GIVEN INSTRUCTION: Retype each line exactly. Skip images.

DATA ROWS:

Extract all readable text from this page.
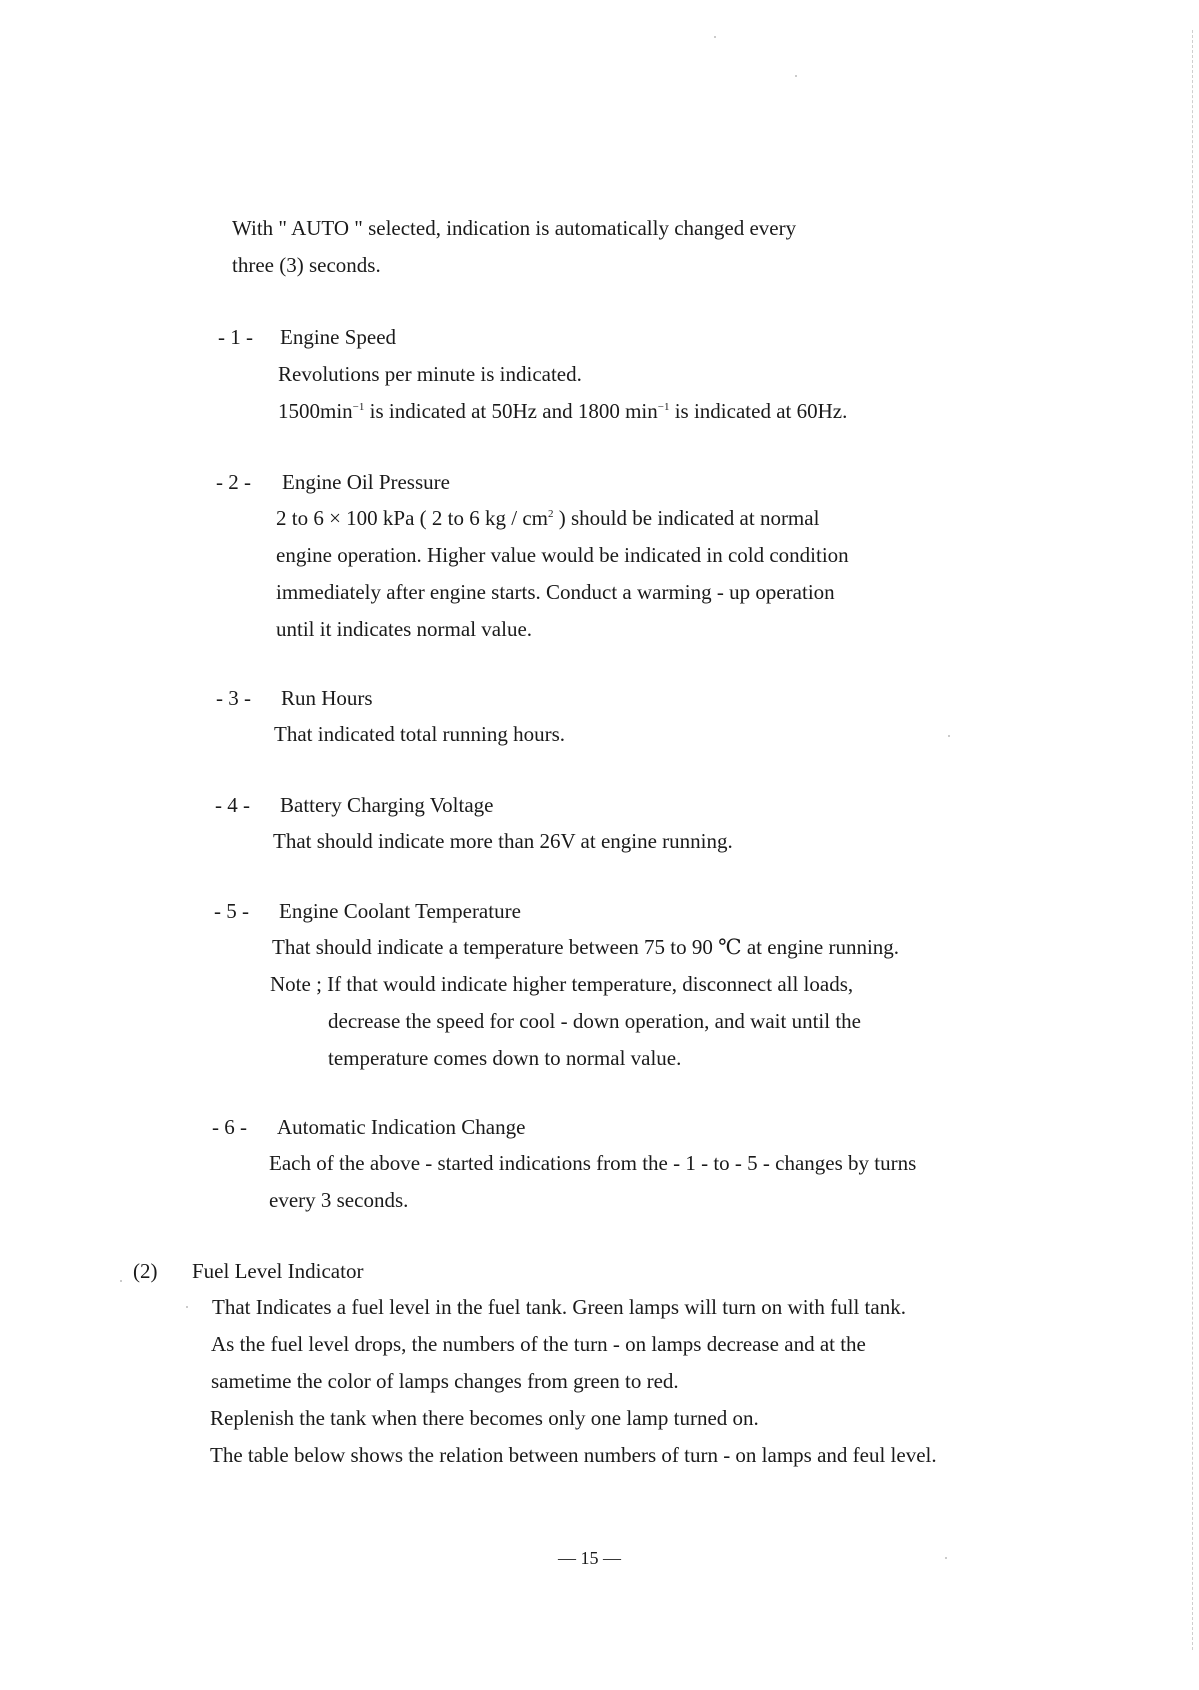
With " AUTO " selected, indication is automatically changed every
three (3) seconds.
- 1 - Engine Speed
Revolutions per minute is indicated.
$1500\min^{-1}$ is indicated at 50Hz and 1800 $\min^{-1}$ is indicated at 60Hz.
- 2 - Engine Oil Pressure
2 to 6 × 100 kPa ( 2 to 6 kg / $cm^2$ ) should be indicated at normal
engine operation. Higher value would be indicated in cold condition
immediately after engine starts. Conduct a warming - up operation
until it indicates normal value.
- 3 - Run Hours
That indicated total running hours.
- 4 - Battery Charging Voltage
That should indicate more than 26V at engine running.
- 5 - Engine Coolant Temperature
That should indicate a temperature between 75 to 90 ℃ at engine running.
Note ; If that would indicate higher temperature, disconnect all loads,
decrease the speed for cool - down operation, and wait until the
temperature comes down to normal value.
- 6 - Automatic Indication Change
Each of the above - started indications from the - 1 - to - 5 - changes by turns
every 3 seconds.
(2) Fuel Level Indicator
That Indicates a fuel level in the fuel tank. Green lamps will turn on with full tank.
As the fuel level drops, the numbers of the turn - on lamps decrease and at the
sametime the color of lamps changes from green to red.
Replenish the tank when there becomes only one lamp turned on.
The table below shows the relation between numbers of turn - on lamps and feul level.
— 15 —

RESULT:
Extract all readable text from this page.
With " AUTO " selected, indication is automatically changed every
three (3) seconds.
- 1 - Engine Speed
Revolutions per minute is indicated.
$1500\min^{-1}$ is indicated at 50Hz and 1800 $\min^{-1}$ is indicated at 60Hz.
- 2 - Engine Oil Pressure
2 to 6 × 100 kPa ( 2 to 6 kg / $cm^2$ ) should be indicated at normal
engine operation. Higher value would be indicated in cold condition
immediately after engine starts. Conduct a warming - up operation
until it indicates normal value.
- 3 - Run Hours
That indicated total running hours.
- 4 - Battery Charging Voltage
That should indicate more than 26V at engine running.
- 5 - Engine Coolant Temperature
That should indicate a temperature between 75 to 90 ℃ at engine running.
Note ; If that would indicate higher temperature, disconnect all loads,
decrease the speed for cool - down operation, and wait until the
temperature comes down to normal value.
- 6 - Automatic Indication Change
Each of the above - started indications from the - 1 - to - 5 - changes by turns
every 3 seconds.
(2) Fuel Level Indicator
That Indicates a fuel level in the fuel tank. Green lamps will turn on with full tank.
As the fuel level drops, the numbers of the turn - on lamps decrease and at the
sametime the color of lamps changes from green to red.
Replenish the tank when there becomes only one lamp turned on.
The table below shows the relation between numbers of turn - on lamps and feul level.
— 15 —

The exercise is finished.